_GIVEN EXERCISE_: Retype everything in the data from the line containing "share-facebook-link[interactable]: facebook <box>716" down to the line containing "folder-icon <box>1077 77 1092 91</box>", both lines included, and nothing else.

■ ■ ■ ■

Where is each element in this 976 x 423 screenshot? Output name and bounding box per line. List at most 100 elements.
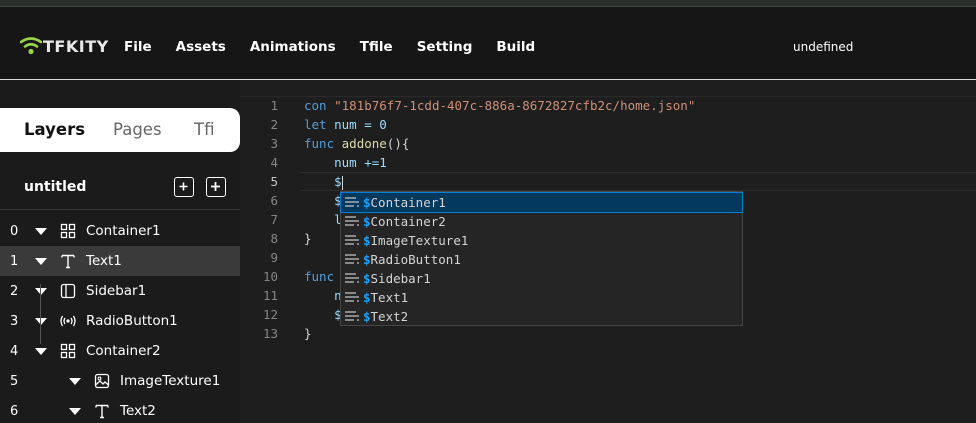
file-plus-icon — [179, 182, 188, 191]
line-number: 3 — [270, 136, 278, 151]
code-token: (){ — [386, 136, 410, 151]
current-line-highlight — [300, 172, 976, 191]
code-token: num = 0 — [326, 117, 387, 132]
code-line-5: $ — [304, 174, 343, 190]
caret-down-icon[interactable] — [35, 287, 47, 295]
line-number: 12 — [262, 307, 278, 322]
app-logo[interactable]: TFKITY — [19, 36, 109, 56]
suggestion-label: ImageTexture1 — [370, 233, 469, 248]
caret-down-icon[interactable] — [69, 407, 81, 415]
plus-square-icon — [211, 182, 220, 191]
tab-tfi[interactable]: Tfi — [194, 120, 214, 139]
suggestion-item[interactable]: $Container1 — [340, 192, 743, 213]
autocomplete-widget: $Container1 $Container2 $ImageTexture1 $… — [340, 191, 743, 326]
layer-row-selected[interactable]: 1 Text1 — [0, 246, 240, 276]
layer-row[interactable]: 2 Sidebar1 — [0, 276, 240, 306]
tab-layers[interactable]: Layers — [24, 120, 85, 139]
string-token: "181b76f7-1cdd-407c-886a-8672827cfb2c/ho… — [334, 98, 696, 113]
suggestion-label: RadioButton1 — [370, 252, 461, 267]
wifi-signal-icon — [19, 36, 43, 56]
caret-down-icon[interactable] — [35, 227, 47, 235]
layer-index: 5 — [10, 373, 19, 389]
caret-down-icon[interactable] — [35, 257, 47, 265]
image-icon — [94, 373, 110, 389]
project-title: untitled — [24, 179, 87, 195]
suggestion-item[interactable]: $RadioButton1 — [341, 250, 742, 269]
suggestion-item[interactable]: $Container2 — [341, 212, 742, 231]
match-highlight: $ — [363, 271, 371, 286]
caret-down-icon[interactable] — [35, 317, 47, 325]
layer-name: Text1 — [86, 253, 122, 269]
match-highlight: $ — [363, 252, 371, 267]
sidebar-tabs: Layers Pages Tfi — [0, 108, 240, 152]
suggestion-label: Text1 — [370, 290, 409, 305]
suggestion-item[interactable]: $Text1 — [341, 288, 742, 307]
text-snippet-icon — [345, 273, 359, 283]
logo-text: TFKITY — [43, 37, 109, 56]
line-number: 9 — [270, 250, 278, 265]
code-line-13: } — [304, 326, 312, 341]
layer-row[interactable]: 0 Container1 — [0, 216, 240, 246]
suggestion-label: Container2 — [370, 214, 446, 229]
line-number: 13 — [262, 326, 278, 341]
menu-tfile[interactable]: Tfile — [360, 39, 393, 55]
layer-name: Sidebar1 — [86, 283, 147, 299]
layer-row[interactable]: 5 ImageTexture1 — [0, 366, 240, 396]
line-number: 8 — [270, 231, 278, 246]
match-highlight: $ — [363, 233, 371, 248]
suggestion-item[interactable]: $ImageTexture1 — [341, 231, 742, 250]
code-line-11: n — [304, 288, 342, 303]
layer-name: Container2 — [86, 343, 161, 359]
keyword-token: con — [304, 98, 327, 113]
layer-name: ImageTexture1 — [120, 373, 221, 389]
menu-assets[interactable]: Assets — [176, 39, 226, 55]
sidebar-divider — [0, 209, 240, 210]
text-snippet-icon — [345, 216, 359, 226]
line-number: 11 — [262, 288, 278, 303]
radio-signal-icon — [60, 315, 76, 327]
layer-index: 6 — [10, 403, 19, 419]
match-highlight: $ — [363, 290, 371, 305]
tree-indent-line — [40, 284, 41, 344]
layer-row[interactable]: 4 Container2 — [0, 336, 240, 366]
caret-down-icon[interactable] — [35, 347, 47, 355]
grid-icon — [60, 223, 76, 239]
line-number-active: 5 — [270, 174, 278, 189]
text-snippet-icon — [345, 254, 359, 264]
layer-index: 1 — [10, 253, 19, 269]
menu-animations[interactable]: Animations — [250, 39, 336, 55]
text-snippet-icon — [345, 197, 359, 207]
sidebar-icon — [60, 283, 76, 299]
layer-index: 0 — [10, 223, 19, 239]
layer-index: 3 — [10, 313, 19, 329]
menu-file[interactable]: File — [124, 39, 152, 55]
layer-row[interactable]: 6 Text2 — [0, 396, 240, 423]
code-line-1: con "181b76f7-1cdd-407c-886a-8672827cfb2… — [304, 98, 695, 113]
code-token: $ — [304, 174, 342, 189]
suggestion-label: Text2 — [370, 309, 409, 324]
keyword-token: let — [304, 117, 327, 132]
project-name: undefined — [793, 40, 854, 54]
text-icon — [95, 404, 109, 419]
main-menu: File Assets Animations Tfile Setting Bui… — [124, 39, 559, 55]
tab-pages[interactable]: Pages — [113, 120, 162, 139]
add-layer-button[interactable] — [206, 177, 226, 197]
menu-setting[interactable]: Setting — [417, 39, 473, 55]
line-number: 10 — [262, 269, 278, 284]
menu-build[interactable]: Build — [496, 39, 535, 55]
text-icon — [61, 254, 75, 269]
suggestion-item[interactable]: $Text2 — [341, 307, 742, 326]
caret-down-icon[interactable] — [69, 377, 81, 385]
match-highlight: $ — [363, 214, 371, 229]
editor-top-border — [240, 96, 976, 97]
suggestion-item[interactable]: $Sidebar1 — [341, 269, 742, 288]
add-page-button[interactable] — [174, 177, 194, 197]
match-highlight: $ — [363, 195, 371, 210]
text-snippet-icon — [345, 292, 359, 302]
code-line-10: func — [304, 269, 335, 284]
function-name-token: addone — [341, 136, 387, 151]
layer-name: Container1 — [86, 223, 161, 239]
line-number: 4 — [270, 155, 278, 170]
line-number: 7 — [270, 212, 278, 227]
layer-row[interactable]: 3 RadioButton1 — [0, 306, 240, 336]
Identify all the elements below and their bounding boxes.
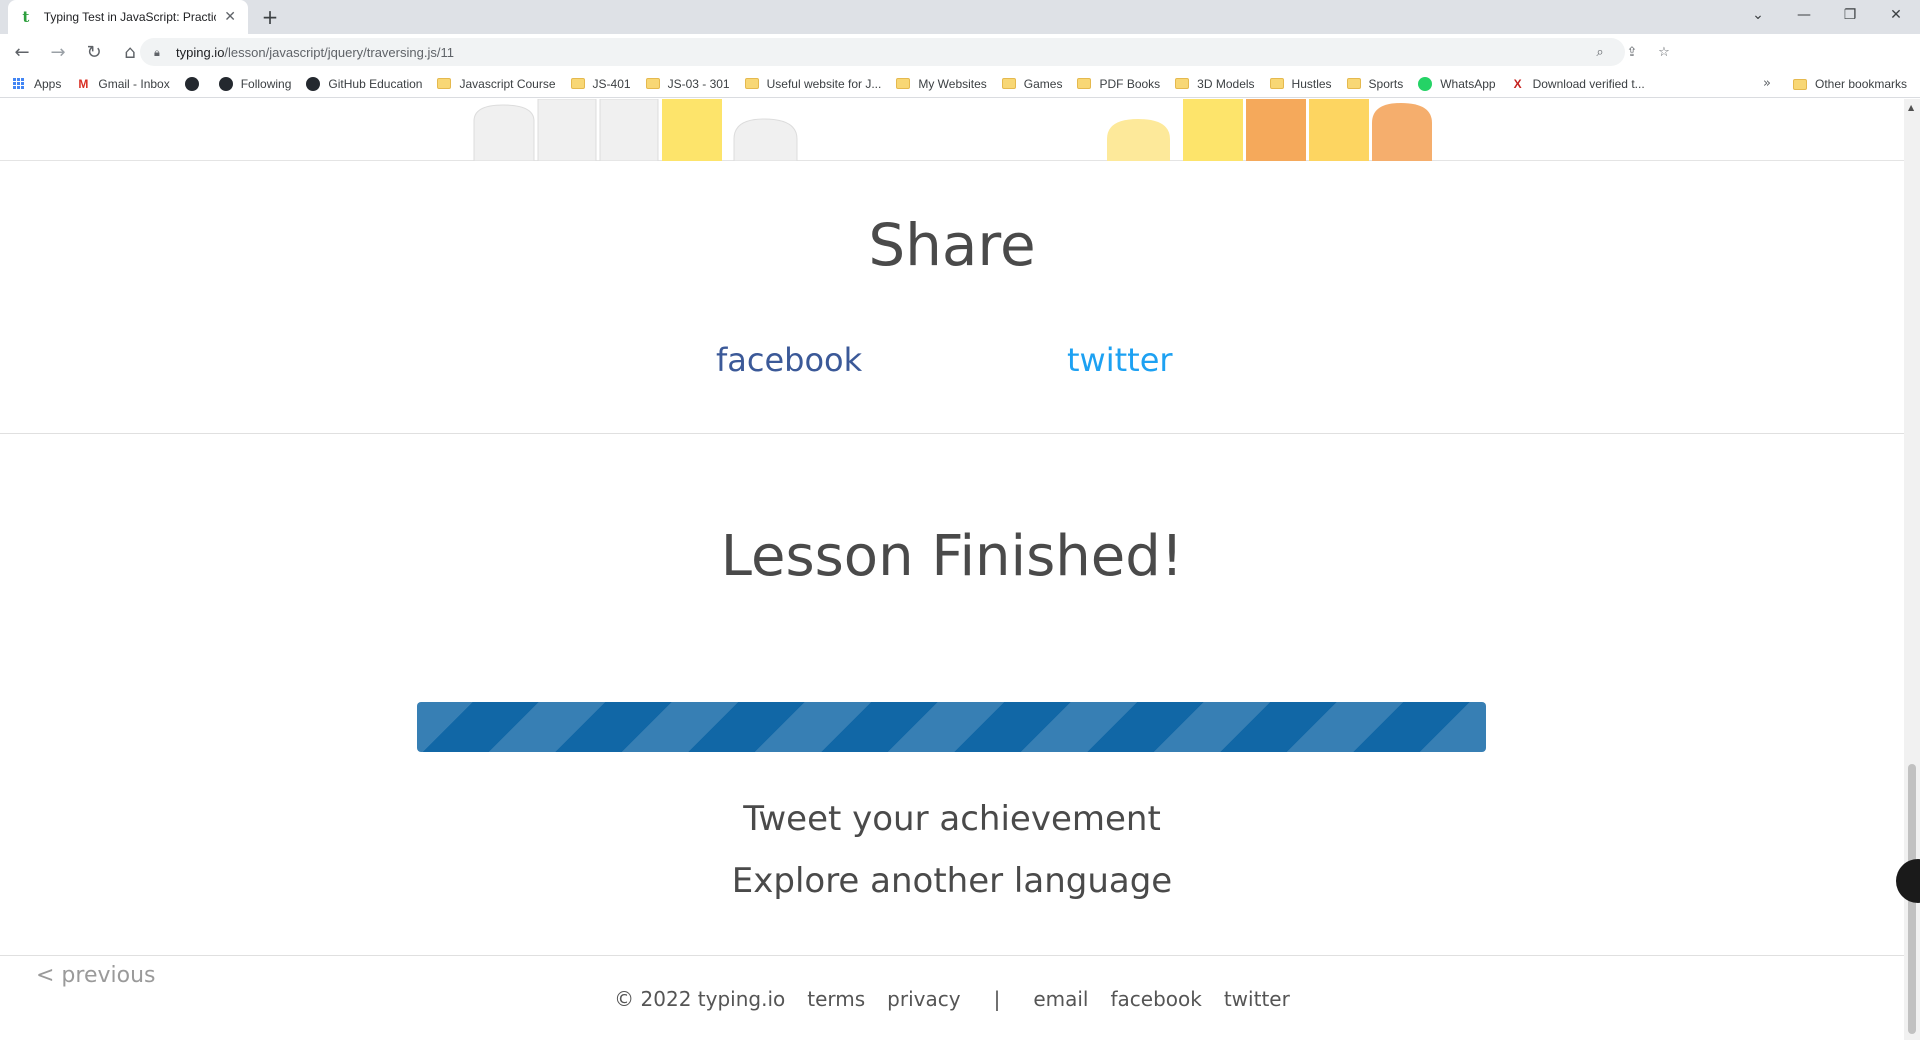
share-facebook-link[interactable]: facebook <box>716 341 862 379</box>
new-tab-button[interactable]: + <box>258 5 282 29</box>
footer-facebook-link[interactable]: facebook <box>1110 987 1201 1011</box>
folder-icon <box>1346 77 1361 91</box>
folder-icon <box>1077 77 1092 91</box>
key-yellow-2 <box>1107 119 1170 161</box>
footer: © 2022 typing.io terms privacy | email f… <box>0 987 1904 1011</box>
bookmark-github-education[interactable]: GitHub Education <box>306 76 422 91</box>
bookmark-js-03-301[interactable]: JS-03 - 301 <box>645 77 730 91</box>
close-window-button[interactable]: ✕ <box>1873 0 1919 30</box>
explore-language-link[interactable]: Explore another language <box>0 861 1904 901</box>
footer-copyright: © 2022 typing.io <box>614 987 786 1011</box>
whatsapp-icon <box>1418 76 1433 91</box>
page-content: Share facebook twitter Lesson Finished! … <box>0 99 1904 1040</box>
folder-icon <box>645 77 660 91</box>
key-gray-3 <box>599 99 659 162</box>
browser-tab[interactable]: t Typing Test in JavaScript: Practice ✕ <box>8 0 248 34</box>
folder-icon <box>896 77 911 91</box>
footer-privacy-link[interactable]: privacy <box>887 987 960 1011</box>
key-yellow-1 <box>662 99 722 161</box>
apps-grid-icon <box>12 77 26 91</box>
tab-title: Typing Test in JavaScript: Practice <box>43 10 217 24</box>
previous-link[interactable]: < previous <box>36 963 156 988</box>
tweet-achievement-link[interactable]: Tweet your achievement <box>0 799 1904 839</box>
footer-twitter-link[interactable]: twitter <box>1224 987 1290 1011</box>
bookmark-star-icon[interactable]: ☆ <box>1656 44 1672 60</box>
footer-separator: | <box>993 987 1001 1011</box>
bookmark-github[interactable] <box>184 76 207 91</box>
tab-strip: t Typing Test in JavaScript: Practice ✕ … <box>0 0 1920 34</box>
keyboard-keys <box>473 99 1432 162</box>
bookmarks-overflow-icon[interactable]: » <box>1763 76 1771 91</box>
key-yellow-3 <box>1183 99 1243 161</box>
footer-divider <box>0 955 1904 956</box>
share-icon[interactable]: ⇪ <box>1624 44 1640 60</box>
folder-icon <box>1793 77 1807 91</box>
tab-search-icon[interactable]: ⌄ <box>1735 0 1781 30</box>
folder-icon <box>1001 77 1016 91</box>
folder-icon <box>744 77 759 91</box>
reload-button[interactable]: ↻ <box>80 38 108 66</box>
folder-icon <box>570 77 585 91</box>
key-orange-1 <box>1246 99 1306 161</box>
key-gray-4 <box>733 118 798 162</box>
footer-email-link[interactable]: email <box>1033 987 1088 1011</box>
github-icon <box>218 76 233 91</box>
key-yellow-4 <box>1309 99 1369 161</box>
url-text: typing.io/lesson/javascript/jquery/trave… <box>176 44 454 60</box>
share-twitter-link[interactable]: twitter <box>1067 341 1173 379</box>
browser-toolbar: ← → ↻ ⌂ 🔒︎ typing.io/lesson/javascript/j… <box>0 34 1920 95</box>
typing-io-favicon-icon: t <box>22 8 30 26</box>
keyboard-heatmap-strip <box>0 99 1904 162</box>
bookmark-pdf-books[interactable]: PDF Books <box>1077 77 1160 91</box>
footer-terms-link[interactable]: terms <box>807 987 865 1011</box>
zoom-icon[interactable]: ⌕ <box>1592 44 1608 60</box>
bookmark-my-websites[interactable]: My Websites <box>896 77 987 91</box>
bookmark-whatsapp[interactable]: WhatsApp <box>1418 76 1496 91</box>
bookmark-hustles[interactable]: Hustles <box>1269 77 1332 91</box>
lock-icon: 🔒︎ <box>154 46 160 59</box>
bookmark-following[interactable]: Following <box>218 76 291 91</box>
bookmark-apps[interactable]: Apps <box>12 77 61 91</box>
folder-icon <box>1175 77 1190 91</box>
bookmark-sports[interactable]: Sports <box>1346 77 1403 91</box>
forward-button[interactable]: → <box>44 38 72 66</box>
lesson-finished-heading: Lesson Finished! <box>720 524 1184 589</box>
section-divider <box>0 433 1904 434</box>
bookmark-javascript-course[interactable]: Javascript Course <box>437 77 556 91</box>
restore-button[interactable]: ❐ <box>1827 0 1873 30</box>
key-gray-1 <box>473 104 535 162</box>
minimize-button[interactable]: — <box>1781 0 1827 30</box>
key-gray-2 <box>537 99 597 162</box>
key-orange-2 <box>1372 103 1432 161</box>
bookmark-3d-models[interactable]: 3D Models <box>1175 77 1255 91</box>
bookmark-gmail[interactable]: M Gmail - Inbox <box>76 77 169 91</box>
gmail-icon: M <box>78 76 89 91</box>
progress-fill <box>417 702 1486 752</box>
folder-icon <box>1269 77 1284 91</box>
back-button[interactable]: ← <box>8 38 36 66</box>
scroll-up-arrow-icon[interactable]: ▲ <box>1908 103 1914 112</box>
github-icon <box>306 76 321 91</box>
bookmark-other[interactable]: Other bookmarks <box>1793 70 1907 98</box>
lesson-progress-bar <box>417 702 1486 752</box>
folder-icon <box>437 77 452 91</box>
x-icon: X <box>1513 76 1522 91</box>
bookmarks-bar: Apps M Gmail - Inbox Following GitHub Edu… <box>0 70 1920 98</box>
bookmark-download-verified[interactable]: X Download verified t... <box>1511 77 1645 91</box>
github-icon <box>184 76 199 91</box>
share-heading: Share <box>868 211 1036 279</box>
bookmark-games[interactable]: Games <box>1001 77 1062 91</box>
bookmark-js-401[interactable]: JS-401 <box>570 77 631 91</box>
tab-close-icon[interactable]: ✕ <box>222 9 238 25</box>
bookmark-useful-website[interactable]: Useful website for J... <box>744 77 881 91</box>
address-bar[interactable]: 🔒︎ typing.io/lesson/javascript/jquery/tr… <box>140 38 1670 66</box>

■ ■ ■ ■

_RESULT FOR THIS EXERCISE_:
share-facebook-link[interactable]: facebook <box>716 341 862 379</box>
new-tab-button[interactable]: + <box>258 5 282 29</box>
footer-facebook-link[interactable]: facebook <box>1110 987 1201 1011</box>
folder-icon <box>1346 77 1361 91</box>
folder-icon <box>1077 77 1092 91</box>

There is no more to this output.